Only the number is wanted: count the lines that contain "JSON".

§ MATERIAL PROVIDED:
========================
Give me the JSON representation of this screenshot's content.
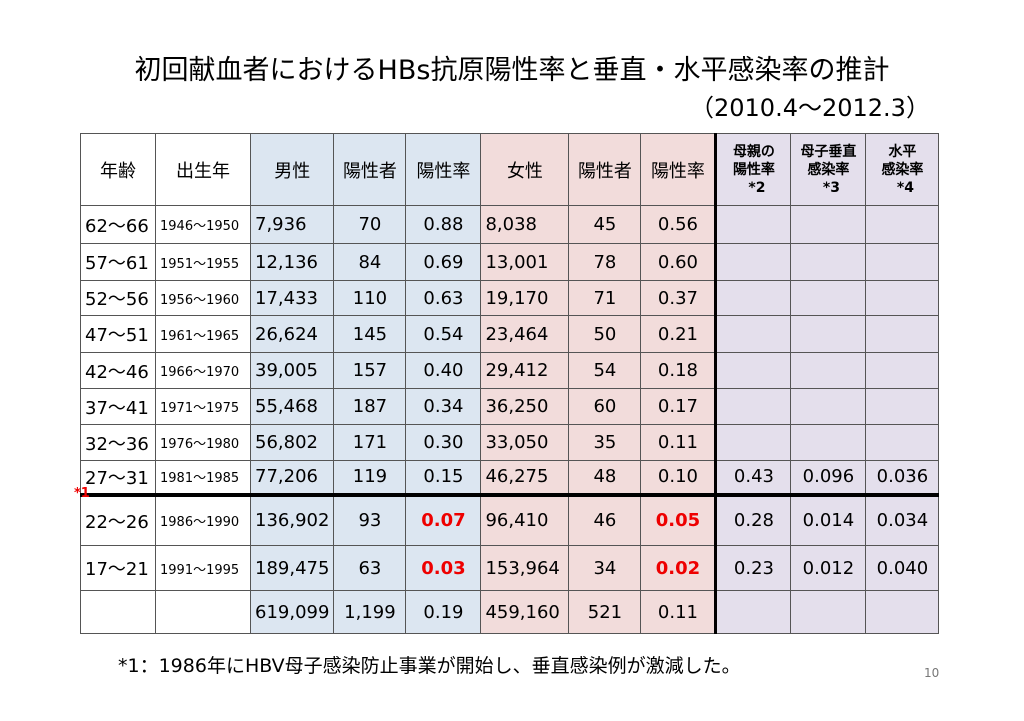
{
  "header": {
    "title": "初回献血者におけるHBs抗原陽性率と垂直・水平感染率の推計",
    "subtitle": "（2010.4～2012.3）"
  },
  "table": {
    "columns": [
      {
        "lines": [
          "年齢"
        ]
      },
      {
        "lines": [
          "出生年"
        ]
      },
      {
        "lines": [
          "男性"
        ]
      },
      {
        "lines": [
          "陽性者"
        ]
      },
      {
        "lines": [
          "陽性率"
        ]
      },
      {
        "lines": [
          "女性"
        ]
      },
      {
        "lines": [
          "陽性者"
        ]
      },
      {
        "lines": [
          "陽性率"
        ]
      },
      {
        "lines": [
          "母親の",
          "陽性率"
        ],
        "note": "*2"
      },
      {
        "lines": [
          "母子垂直",
          "感染率"
        ],
        "note": "*3"
      },
      {
        "lines": [
          "水平",
          "感染率"
        ],
        "note": "*4"
      }
    ],
    "rows": [
      [
        "62～66",
        "1946～1950",
        "7,936",
        "70",
        "0.88",
        "8,038",
        "45",
        "0.56",
        null,
        null,
        null
      ],
      [
        "57～61",
        "1951～1955",
        "12,136",
        "84",
        "0.69",
        "13,001",
        "78",
        "0.60",
        null,
        null,
        null
      ],
      [
        "52～56",
        "1956～1960",
        "17,433",
        "110",
        "0.63",
        "19,170",
        "71",
        "0.37",
        null,
        null,
        null
      ],
      [
        "47～51",
        "1961～1965",
        "26,624",
        "145",
        "0.54",
        "23,464",
        "50",
        "0.21",
        null,
        null,
        null
      ],
      [
        "42～46",
        "1966～1970",
        "39,005",
        "157",
        "0.40",
        "29,412",
        "54",
        "0.18",
        null,
        null,
        null
      ],
      [
        "37～41",
        "1971～1975",
        "55,468",
        "187",
        "0.34",
        "36,250",
        "60",
        "0.17",
        null,
        null,
        null
      ],
      [
        "32～36",
        "1976～1980",
        "56,802",
        "171",
        "0.30",
        "33,050",
        "35",
        "0.11",
        null,
        null,
        null
      ],
      [
        "27～31",
        "1981～1985",
        "77,206",
        "119",
        "0.15",
        "46,275",
        "48",
        "0.10",
        "0.43",
        "0.096",
        "0.036"
      ],
      [
        "22～26",
        "1986～1990",
        "136,902",
        "93",
        "0.07",
        "96,410",
        "46",
        "0.05",
        "0.28",
        "0.014",
        "0.034"
      ],
      [
        "17～21",
        "1991～1995",
        "189,475",
        "63",
        "0.03",
        "153,964",
        "34",
        "0.02",
        "0.23",
        "0.012",
        "0.040"
      ],
      [
        null,
        null,
        "619,099",
        "1,199",
        "0.19",
        "459,160",
        "521",
        "0.11",
        null,
        null,
        null
      ]
    ],
    "split_note": "*1"
  },
  "footnote": "*1：1986年にHBV母子感染防止事業が開始し、垂直感染例が激減した。",
  "page_number": "10"
}
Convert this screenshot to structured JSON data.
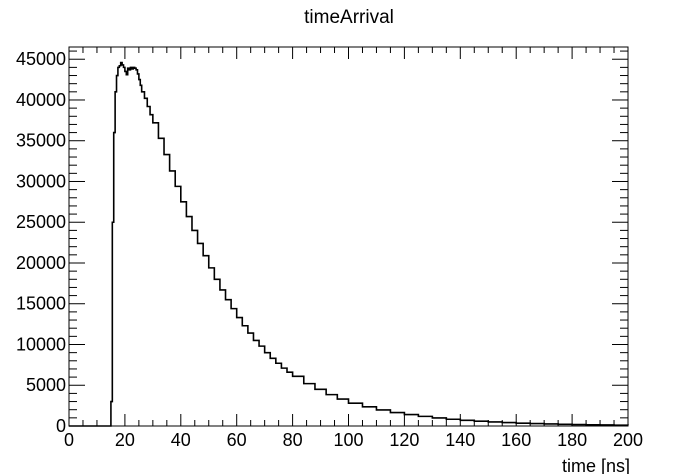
========================
§ EXERCISE SOLUTION: 2